>> start Data rows

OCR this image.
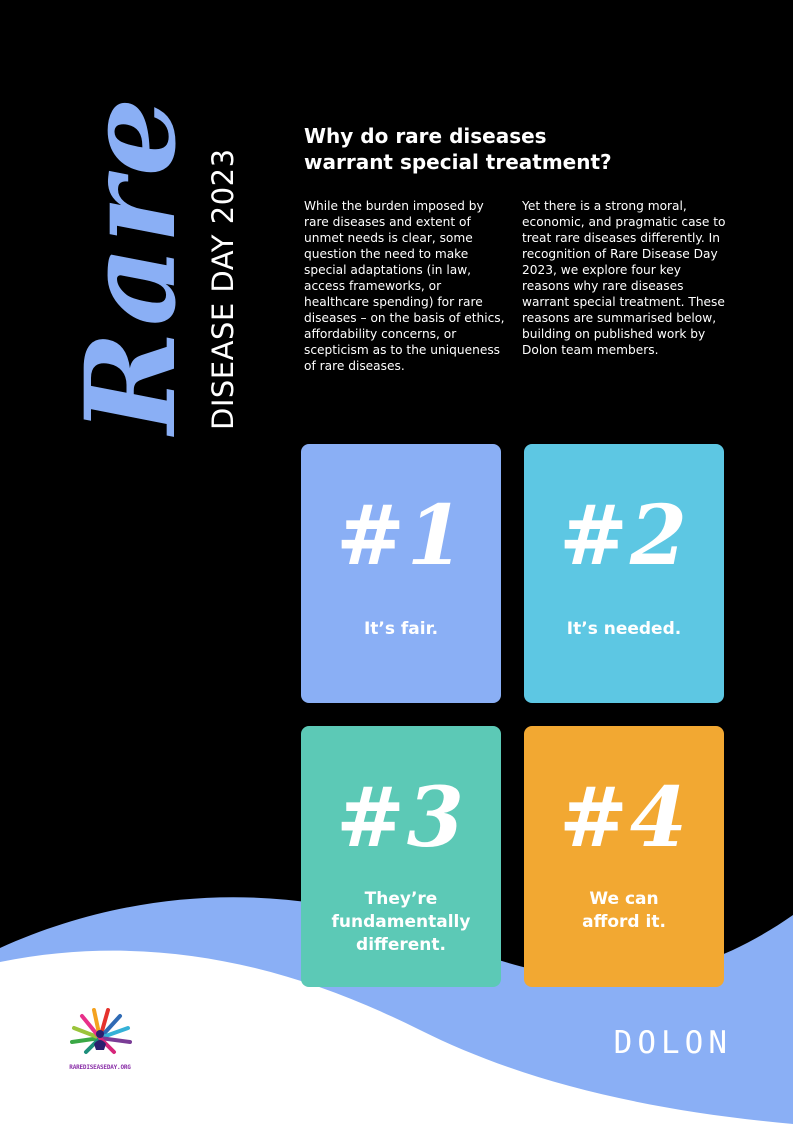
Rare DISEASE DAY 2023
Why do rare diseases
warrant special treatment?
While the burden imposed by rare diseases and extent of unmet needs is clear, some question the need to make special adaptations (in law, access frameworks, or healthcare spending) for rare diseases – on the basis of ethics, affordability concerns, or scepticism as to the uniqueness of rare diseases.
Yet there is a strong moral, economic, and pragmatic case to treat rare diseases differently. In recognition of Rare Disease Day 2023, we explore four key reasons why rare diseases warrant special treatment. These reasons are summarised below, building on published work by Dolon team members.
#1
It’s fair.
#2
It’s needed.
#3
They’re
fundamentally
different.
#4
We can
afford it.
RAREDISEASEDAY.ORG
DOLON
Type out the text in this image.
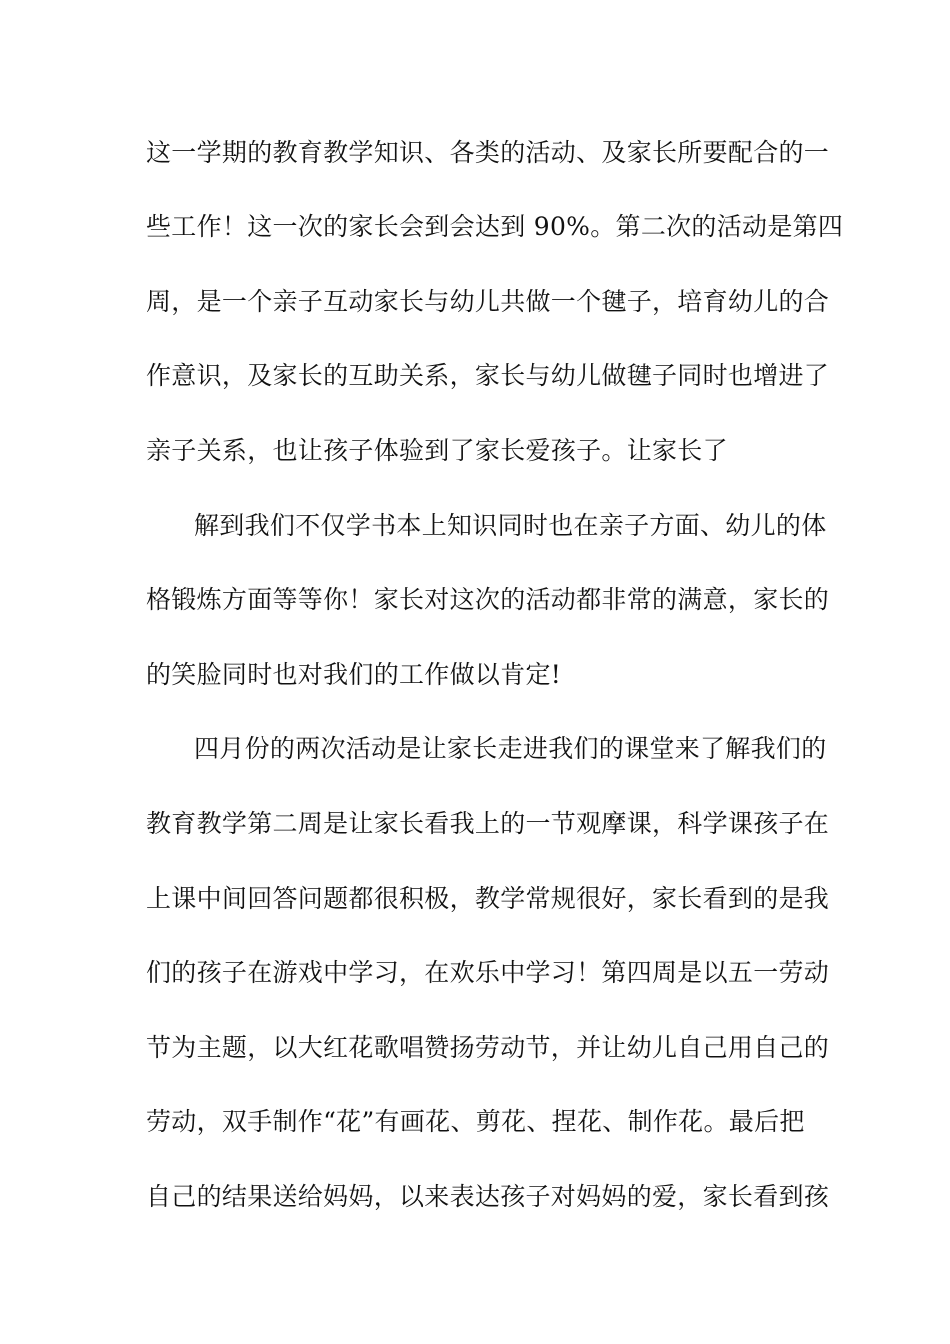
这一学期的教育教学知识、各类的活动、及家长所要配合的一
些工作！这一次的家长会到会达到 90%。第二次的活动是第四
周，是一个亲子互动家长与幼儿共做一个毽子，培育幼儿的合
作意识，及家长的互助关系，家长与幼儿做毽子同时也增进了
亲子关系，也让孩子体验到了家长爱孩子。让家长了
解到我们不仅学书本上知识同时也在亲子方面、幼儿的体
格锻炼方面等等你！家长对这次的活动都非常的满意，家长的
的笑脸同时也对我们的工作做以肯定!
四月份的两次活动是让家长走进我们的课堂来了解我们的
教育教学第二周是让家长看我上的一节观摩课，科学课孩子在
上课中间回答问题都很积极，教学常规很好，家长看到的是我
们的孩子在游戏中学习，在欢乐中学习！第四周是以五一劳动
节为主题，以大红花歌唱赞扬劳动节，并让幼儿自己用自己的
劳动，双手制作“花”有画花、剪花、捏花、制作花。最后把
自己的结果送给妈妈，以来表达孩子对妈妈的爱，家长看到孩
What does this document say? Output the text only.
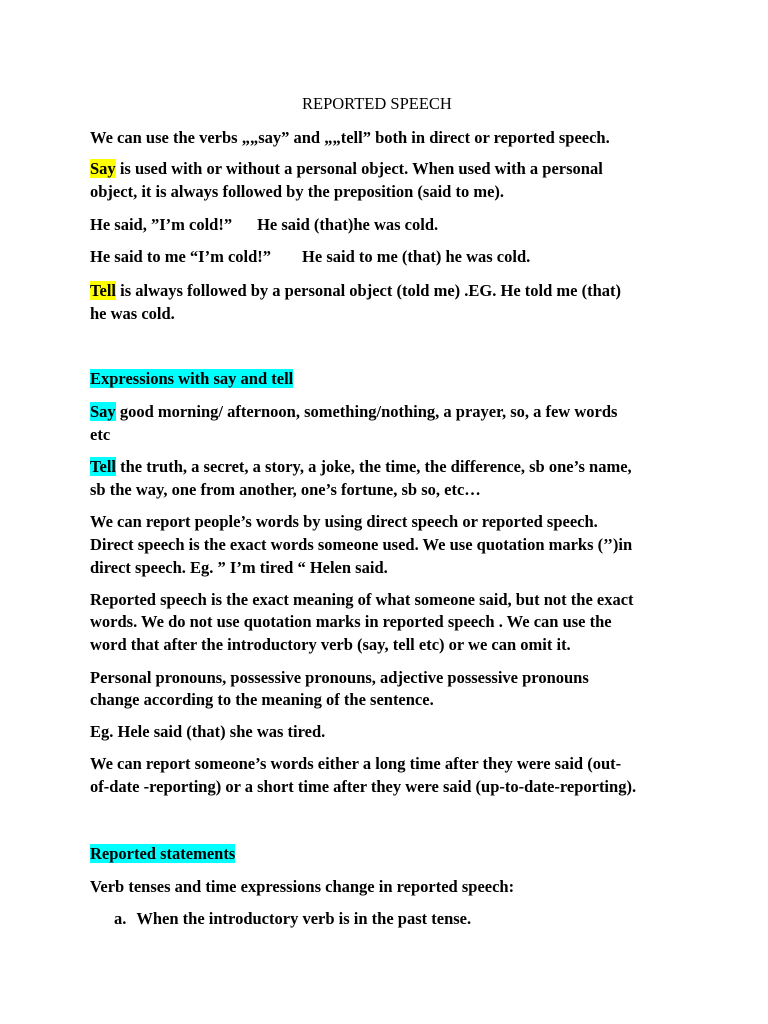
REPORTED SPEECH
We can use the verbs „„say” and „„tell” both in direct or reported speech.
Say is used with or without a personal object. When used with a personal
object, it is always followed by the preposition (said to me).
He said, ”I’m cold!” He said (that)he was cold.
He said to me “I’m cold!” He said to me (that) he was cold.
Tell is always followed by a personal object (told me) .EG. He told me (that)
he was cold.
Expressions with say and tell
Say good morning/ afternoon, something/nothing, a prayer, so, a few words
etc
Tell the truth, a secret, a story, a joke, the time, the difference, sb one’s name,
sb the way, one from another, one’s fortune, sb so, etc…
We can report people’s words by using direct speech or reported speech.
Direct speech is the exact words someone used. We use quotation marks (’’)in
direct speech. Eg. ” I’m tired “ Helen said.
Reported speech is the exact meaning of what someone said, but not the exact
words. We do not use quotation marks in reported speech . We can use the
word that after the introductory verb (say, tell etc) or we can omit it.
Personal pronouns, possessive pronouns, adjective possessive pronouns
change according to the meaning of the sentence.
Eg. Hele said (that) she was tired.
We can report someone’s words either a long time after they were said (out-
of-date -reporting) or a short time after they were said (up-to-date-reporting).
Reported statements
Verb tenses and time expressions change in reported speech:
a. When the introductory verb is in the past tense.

>> end Data rows

Goal ▸ Copy every entry word for word, but omit the pictures.

Result of this task ▸
OCR this image.
Rare DISEASE DAY 2023
Why do rare diseases
warrant special treatment?
While the burden imposed by rare diseases and extent of unmet needs is clear, some question the need to make special adaptations (in law, access frameworks, or healthcare spending) for rare diseases – on the basis of ethics, affordability concerns, or scepticism as to the uniqueness of rare diseases.
Yet there is a strong moral, economic, and pragmatic case to treat rare diseases differently. In recognition of Rare Disease Day 2023, we explore four key reasons why rare diseases warrant special treatment. These reasons are summarised below, building on published work by Dolon team members.
#1
It’s fair.
#2
It’s needed.
#3
They’re
fundamentally
different.
#4
We can
afford it.
RAREDISEASEDAY.ORG
DOLON
Type out the text in this image.
这一学期的教育教学知识、各类的活动、及家长所要配合的一
些工作！这一次的家长会到会达到 90%。第二次的活动是第四
周，是一个亲子互动家长与幼儿共做一个毽子，培育幼儿的合
作意识，及家长的互助关系，家长与幼儿做毽子同时也增进了
亲子关系，也让孩子体验到了家长爱孩子。让家长了
解到我们不仅学书本上知识同时也在亲子方面、幼儿的体
格锻炼方面等等你！家长对这次的活动都非常的满意，家长的
的笑脸同时也对我们的工作做以肯定!
四月份的两次活动是让家长走进我们的课堂来了解我们的
教育教学第二周是让家长看我上的一节观摩课，科学课孩子在
上课中间回答问题都很积极，教学常规很好，家长看到的是我
们的孩子在游戏中学习，在欢乐中学习！第四周是以五一劳动
节为主题，以大红花歌唱赞扬劳动节，并让幼儿自己用自己的
劳动，双手制作“花”有画花、剪花、捏花、制作花。最后把
自己的结果送给妈妈，以来表达孩子对妈妈的爱，家长看到孩
What does this document say? Output the text only.
REPORTED SPEECH
We can use the verbs „„say” and „„tell” both in direct or reported speech.
Say is used with or without a personal object. When used with a personal
object, it is always followed by the preposition (said to me).
He said, ”I’m cold!” He said (that)he was cold.
He said to me “I’m cold!” He said to me (that) he was cold.
Tell is always followed by a personal object (told me) .EG. He told me (that)
he was cold.
Expressions with say and tell
Say good morning/ afternoon, something/nothing, a prayer, so, a few words
etc
Tell the truth, a secret, a story, a joke, the time, the difference, sb one’s name,
sb the way, one from another, one’s fortune, sb so, etc…
We can report people’s words by using direct speech or reported speech.
Direct speech is the exact words someone used. We use quotation marks (’’)in
direct speech. Eg. ” I’m tired “ Helen said.
Reported speech is the exact meaning of what someone said, but not the exact
words. We do not use quotation marks in reported speech . We can use the
word that after the introductory verb (say, tell etc) or we can omit it.
Personal pronouns, possessive pronouns, adjective possessive pronouns
change according to the meaning of the sentence.
Eg. Hele said (that) she was tired.
We can report someone’s words either a long time after they were said (out-
of-date -reporting) or a short time after they were said (up-to-date-reporting).
Reported statements
Verb tenses and time expressions change in reported speech:
a. When the introductory verb is in the past tense.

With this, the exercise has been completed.